[Work to be completed]: Collect from the data below each line with "representation".

[Data for the task]:
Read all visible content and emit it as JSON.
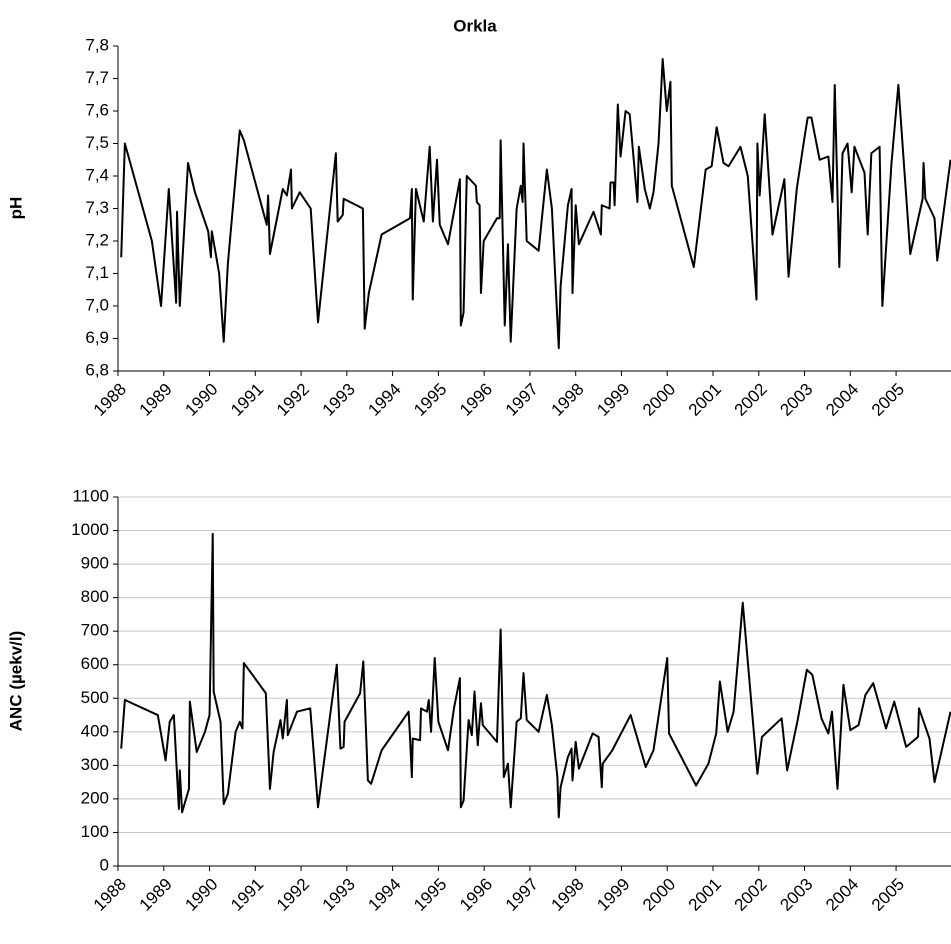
{
  "chart_data": [
    {
      "type": "line",
      "title": "Orkla",
      "y_label": "pH",
      "color": "#000000",
      "grid": false,
      "xlim": [
        1988,
        2006.2
      ],
      "xticks": [
        1988,
        1989,
        1990,
        1991,
        1992,
        1993,
        1994,
        1995,
        1996,
        1997,
        1998,
        1999,
        2000,
        2001,
        2002,
        2003,
        2004,
        2005
      ],
      "ylim": [
        6.8,
        7.8
      ],
      "yticks": [
        {
          "value": 6.8,
          "label": "6,8"
        },
        {
          "value": 6.9,
          "label": "6,9"
        },
        {
          "value": 7.0,
          "label": "7,0"
        },
        {
          "value": 7.1,
          "label": "7,1"
        },
        {
          "value": 7.2,
          "label": "7,2"
        },
        {
          "value": 7.3,
          "label": "7,3"
        },
        {
          "value": 7.4,
          "label": "7,4"
        },
        {
          "value": 7.5,
          "label": "7,5"
        },
        {
          "value": 7.6,
          "label": "7,6"
        },
        {
          "value": 7.7,
          "label": "7,7"
        },
        {
          "value": 7.8,
          "label": "7,8"
        }
      ],
      "x": [
        1988.07,
        1988.15,
        1988.74,
        1988.94,
        1989.11,
        1989.27,
        1989.29,
        1989.35,
        1989.53,
        1989.68,
        1989.97,
        1990.03,
        1990.05,
        1990.21,
        1990.31,
        1990.4,
        1990.66,
        1990.75,
        1991.25,
        1991.28,
        1991.32,
        1991.6,
        1991.69,
        1991.78,
        1991.8,
        1991.97,
        1992.21,
        1992.37,
        1992.76,
        1992.8,
        1992.91,
        1992.93,
        1993.35,
        1993.39,
        1993.48,
        1993.76,
        1994.38,
        1994.42,
        1994.44,
        1994.51,
        1994.68,
        1994.81,
        1994.88,
        1994.97,
        1995.03,
        1995.21,
        1995.47,
        1995.49,
        1995.55,
        1995.62,
        1995.82,
        1995.84,
        1995.9,
        1995.93,
        1995.99,
        1996.28,
        1996.34,
        1996.36,
        1996.45,
        1996.52,
        1996.58,
        1996.71,
        1996.8,
        1996.84,
        1996.86,
        1996.93,
        1997.19,
        1997.37,
        1997.48,
        1997.63,
        1997.67,
        1997.83,
        1997.91,
        1997.93,
        1998.0,
        1998.07,
        1998.39,
        1998.55,
        1998.57,
        1998.74,
        1998.76,
        1998.83,
        1998.85,
        1998.92,
        1998.98,
        1999.09,
        1999.18,
        1999.35,
        1999.38,
        1999.51,
        1999.62,
        1999.7,
        1999.81,
        1999.9,
        1999.99,
        2000.07,
        2000.1,
        2000.58,
        2000.84,
        2000.97,
        2001.08,
        2001.23,
        2001.34,
        2001.6,
        2001.76,
        2001.95,
        2001.97,
        2002.02,
        2002.13,
        2002.3,
        2002.56,
        2002.65,
        2002.83,
        2003.0,
        2003.07,
        2003.15,
        2003.33,
        2003.52,
        2003.61,
        2003.66,
        2003.76,
        2003.83,
        2003.94,
        2004.03,
        2004.09,
        2004.31,
        2004.38,
        2004.46,
        2004.64,
        2004.7,
        2004.9,
        2005.05,
        2005.31,
        2005.58,
        2005.6,
        2005.64,
        2005.84,
        2005.9,
        2006.19
      ],
      "values": [
        7.15,
        7.5,
        7.2,
        7.0,
        7.36,
        7.01,
        7.29,
        7.0,
        7.44,
        7.35,
        7.23,
        7.15,
        7.23,
        7.1,
        6.89,
        7.13,
        7.54,
        7.51,
        7.25,
        7.34,
        7.16,
        7.36,
        7.34,
        7.42,
        7.3,
        7.35,
        7.3,
        6.95,
        7.47,
        7.26,
        7.28,
        7.33,
        7.3,
        6.93,
        7.04,
        7.22,
        7.27,
        7.36,
        7.02,
        7.36,
        7.26,
        7.49,
        7.26,
        7.45,
        7.25,
        7.19,
        7.39,
        6.94,
        6.98,
        7.4,
        7.37,
        7.32,
        7.31,
        7.04,
        7.2,
        7.27,
        7.27,
        7.51,
        6.94,
        7.19,
        6.89,
        7.3,
        7.37,
        7.32,
        7.5,
        7.2,
        7.17,
        7.42,
        7.3,
        6.87,
        7.06,
        7.31,
        7.36,
        7.04,
        7.31,
        7.19,
        7.29,
        7.22,
        7.31,
        7.3,
        7.38,
        7.38,
        7.31,
        7.62,
        7.46,
        7.6,
        7.59,
        7.32,
        7.49,
        7.36,
        7.3,
        7.35,
        7.5,
        7.76,
        7.6,
        7.69,
        7.37,
        7.12,
        7.42,
        7.43,
        7.55,
        7.44,
        7.43,
        7.49,
        7.4,
        7.02,
        7.5,
        7.34,
        7.59,
        7.22,
        7.39,
        7.09,
        7.36,
        7.52,
        7.58,
        7.58,
        7.45,
        7.46,
        7.32,
        7.68,
        7.12,
        7.47,
        7.5,
        7.35,
        7.49,
        7.41,
        7.22,
        7.47,
        7.49,
        7.0,
        7.44,
        7.68,
        7.16,
        7.33,
        7.44,
        7.33,
        7.27,
        7.14,
        7.45
      ]
    },
    {
      "type": "line",
      "y_label": "ANC (µekv/l)",
      "color": "#000000",
      "grid": true,
      "xlim": [
        1988,
        2006.2
      ],
      "xticks": [
        1988,
        1989,
        1990,
        1991,
        1992,
        1993,
        1994,
        1995,
        1996,
        1997,
        1998,
        1999,
        2000,
        2001,
        2002,
        2003,
        2004,
        2005
      ],
      "ylim": [
        0,
        1100
      ],
      "yticks": [
        0,
        100,
        200,
        300,
        400,
        500,
        600,
        700,
        800,
        900,
        1000,
        1100
      ],
      "x": [
        1988.07,
        1988.15,
        1988.87,
        1989.04,
        1989.13,
        1989.22,
        1989.33,
        1989.35,
        1989.4,
        1989.55,
        1989.57,
        1989.72,
        1989.9,
        1990.0,
        1990.07,
        1990.09,
        1990.24,
        1990.31,
        1990.4,
        1990.57,
        1990.66,
        1990.72,
        1990.75,
        1991.23,
        1991.32,
        1991.4,
        1991.55,
        1991.6,
        1991.69,
        1991.71,
        1991.91,
        1992.2,
        1992.37,
        1992.78,
        1992.86,
        1992.93,
        1992.95,
        1993.29,
        1993.36,
        1993.46,
        1993.53,
        1993.76,
        1994.35,
        1994.38,
        1994.42,
        1994.44,
        1994.6,
        1994.62,
        1994.75,
        1994.79,
        1994.84,
        1994.92,
        1995.0,
        1995.21,
        1995.34,
        1995.47,
        1995.49,
        1995.55,
        1995.66,
        1995.73,
        1995.79,
        1995.86,
        1995.93,
        1995.97,
        1996.28,
        1996.36,
        1996.43,
        1996.52,
        1996.58,
        1996.71,
        1996.8,
        1996.86,
        1996.93,
        1997.19,
        1997.37,
        1997.48,
        1997.6,
        1997.63,
        1997.67,
        1997.83,
        1997.91,
        1997.93,
        1998.0,
        1998.07,
        1998.37,
        1998.5,
        1998.57,
        1998.59,
        1998.8,
        1999.2,
        1999.53,
        1999.7,
        2000.0,
        2000.04,
        2000.63,
        2000.9,
        2001.07,
        2001.15,
        2001.32,
        2001.45,
        2001.65,
        2001.97,
        2002.07,
        2002.5,
        2002.62,
        2002.85,
        2003.05,
        2003.17,
        2003.37,
        2003.52,
        2003.6,
        2003.72,
        2003.85,
        2004.0,
        2004.18,
        2004.33,
        2004.5,
        2004.78,
        2004.96,
        2005.22,
        2005.48,
        2005.5,
        2005.73,
        2005.84,
        2006.19
      ],
      "values": [
        350,
        495,
        450,
        315,
        430,
        450,
        170,
        285,
        160,
        230,
        490,
        340,
        400,
        450,
        990,
        520,
        430,
        185,
        215,
        400,
        430,
        410,
        605,
        515,
        230,
        340,
        435,
        380,
        495,
        390,
        460,
        470,
        175,
        600,
        350,
        355,
        430,
        515,
        610,
        255,
        245,
        345,
        460,
        385,
        265,
        380,
        375,
        470,
        460,
        495,
        400,
        620,
        430,
        345,
        470,
        560,
        175,
        195,
        435,
        390,
        520,
        360,
        485,
        420,
        370,
        705,
        265,
        305,
        175,
        430,
        440,
        575,
        435,
        400,
        510,
        420,
        265,
        145,
        235,
        325,
        350,
        255,
        370,
        290,
        395,
        385,
        235,
        305,
        345,
        450,
        295,
        345,
        620,
        395,
        240,
        305,
        395,
        550,
        400,
        460,
        785,
        275,
        385,
        440,
        285,
        435,
        585,
        570,
        440,
        395,
        460,
        230,
        540,
        405,
        420,
        510,
        545,
        410,
        490,
        355,
        385,
        470,
        380,
        250,
        460
      ]
    }
  ]
}
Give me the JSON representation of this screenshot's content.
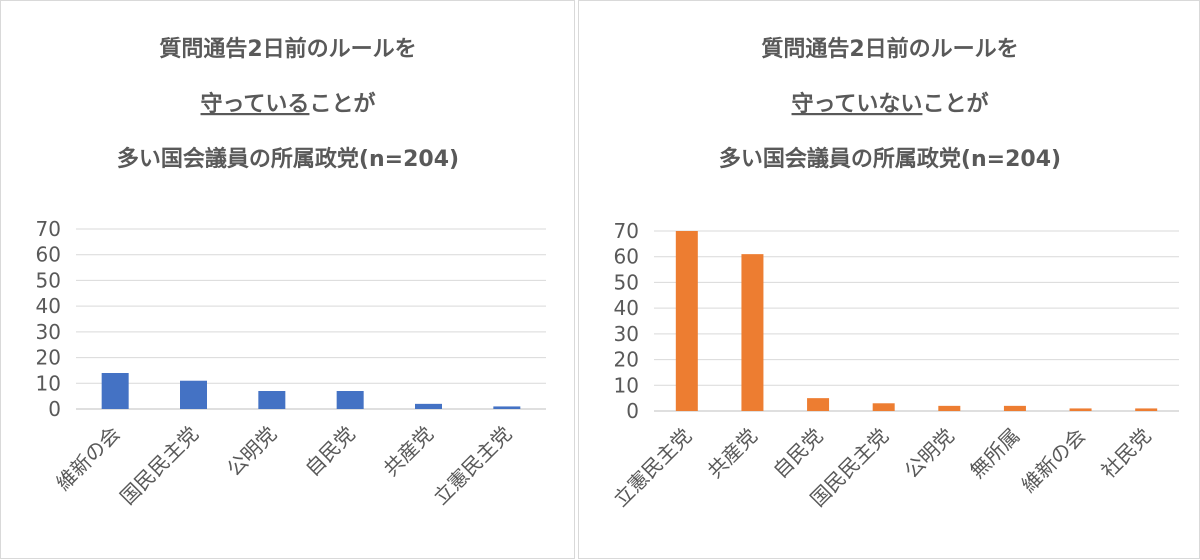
{
  "chart_data": [
    {
      "type": "bar",
      "title": [
        "質問通告2日前のルールを",
        "守っている",
        "ことが",
        "多い国会議員の所属政党(n=204)"
      ],
      "categories": [
        "維新の会",
        "国民民主党",
        "公明党",
        "自民党",
        "共産党",
        "立憲民主党"
      ],
      "values": [
        14,
        11,
        7,
        7,
        2,
        1
      ],
      "ylim": [
        0,
        70
      ],
      "yticks": [
        0,
        10,
        20,
        30,
        40,
        50,
        60,
        70
      ],
      "bar_color": "#4472C4",
      "grid": true
    },
    {
      "type": "bar",
      "title": [
        "質問通告2日前のルールを",
        "守っていない",
        "ことが",
        "多い国会議員の所属政党(n=204)"
      ],
      "categories": [
        "立憲民主党",
        "共産党",
        "自民党",
        "国民民主党",
        "公明党",
        "無所属",
        "維新の会",
        "社民党"
      ],
      "values": [
        70,
        61,
        5,
        3,
        2,
        2,
        1,
        1
      ],
      "ylim": [
        0,
        70
      ],
      "yticks": [
        0,
        10,
        20,
        30,
        40,
        50,
        60,
        70
      ],
      "bar_color": "#ED7D31",
      "grid": true
    }
  ]
}
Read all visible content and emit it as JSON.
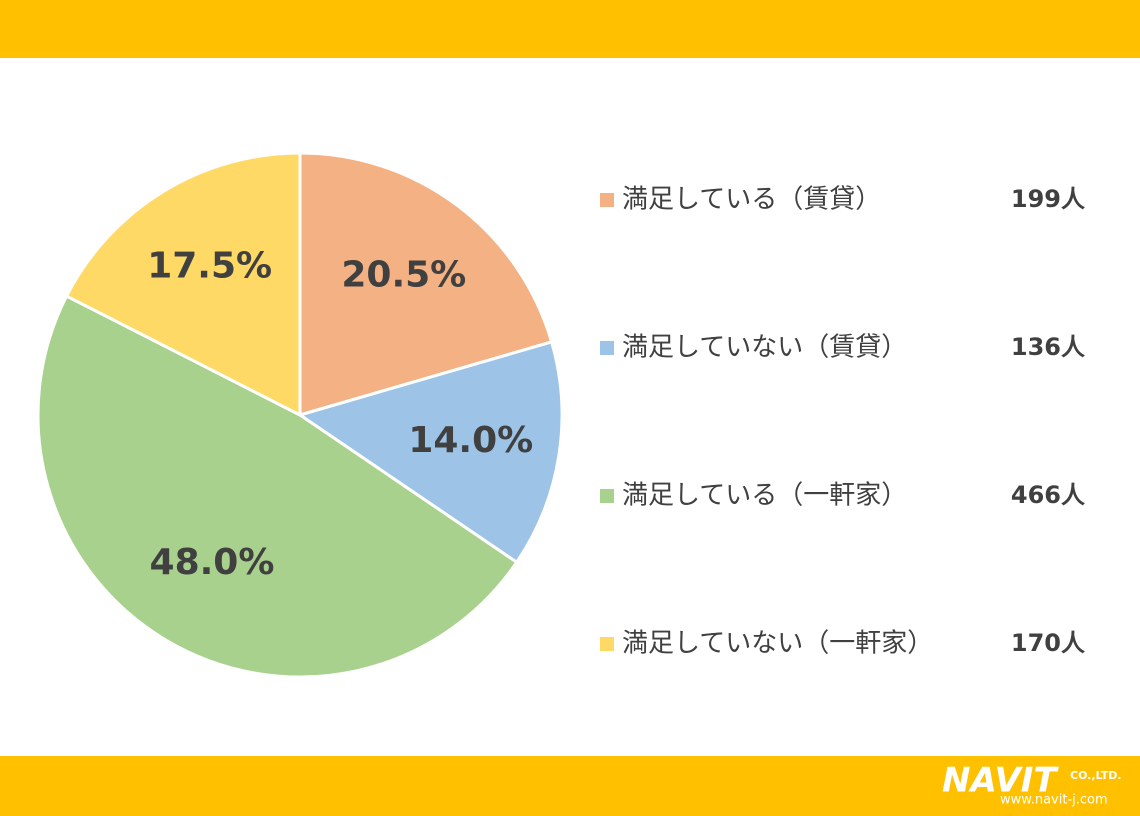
{
  "chart_data": {
    "type": "pie",
    "categories": [
      "満足している（賃貸）",
      "満足していない（賃貸）",
      "満足している（一軒家）",
      "満足していない（一軒家）"
    ],
    "values": [
      20.5,
      14.0,
      48.0,
      17.5
    ],
    "value_labels": [
      "20.5%",
      "14.0%",
      "48.0%",
      "17.5%"
    ],
    "counts": [
      "199人",
      "136人",
      "466人",
      "170人"
    ],
    "colors": [
      "#F4B183",
      "#9DC3E6",
      "#A9D18E",
      "#FFD966"
    ]
  },
  "logo": {
    "name": "NAVIT",
    "suffix": "CO.,LTD.",
    "url": "www.navit-j.com"
  }
}
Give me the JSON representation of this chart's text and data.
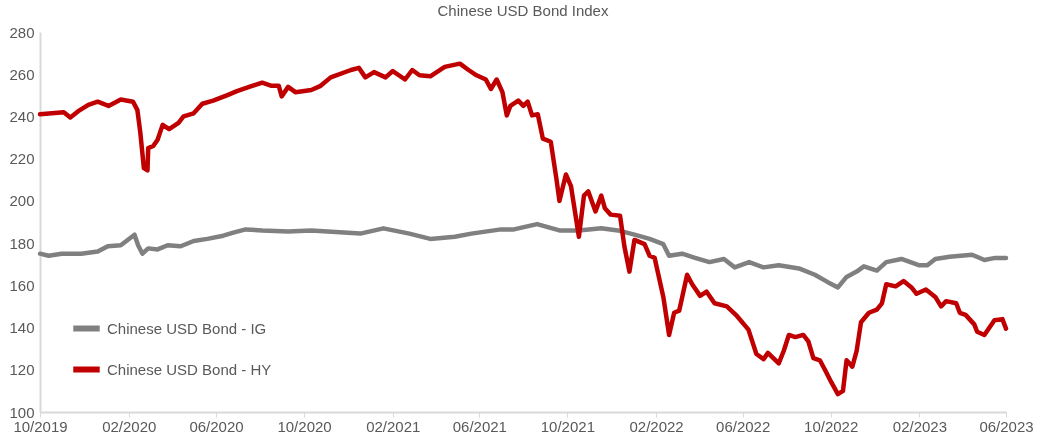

[Complete output]:
Give me the JSON representation of this screenshot's content.
Give me the JSON representation of this chart's text and data.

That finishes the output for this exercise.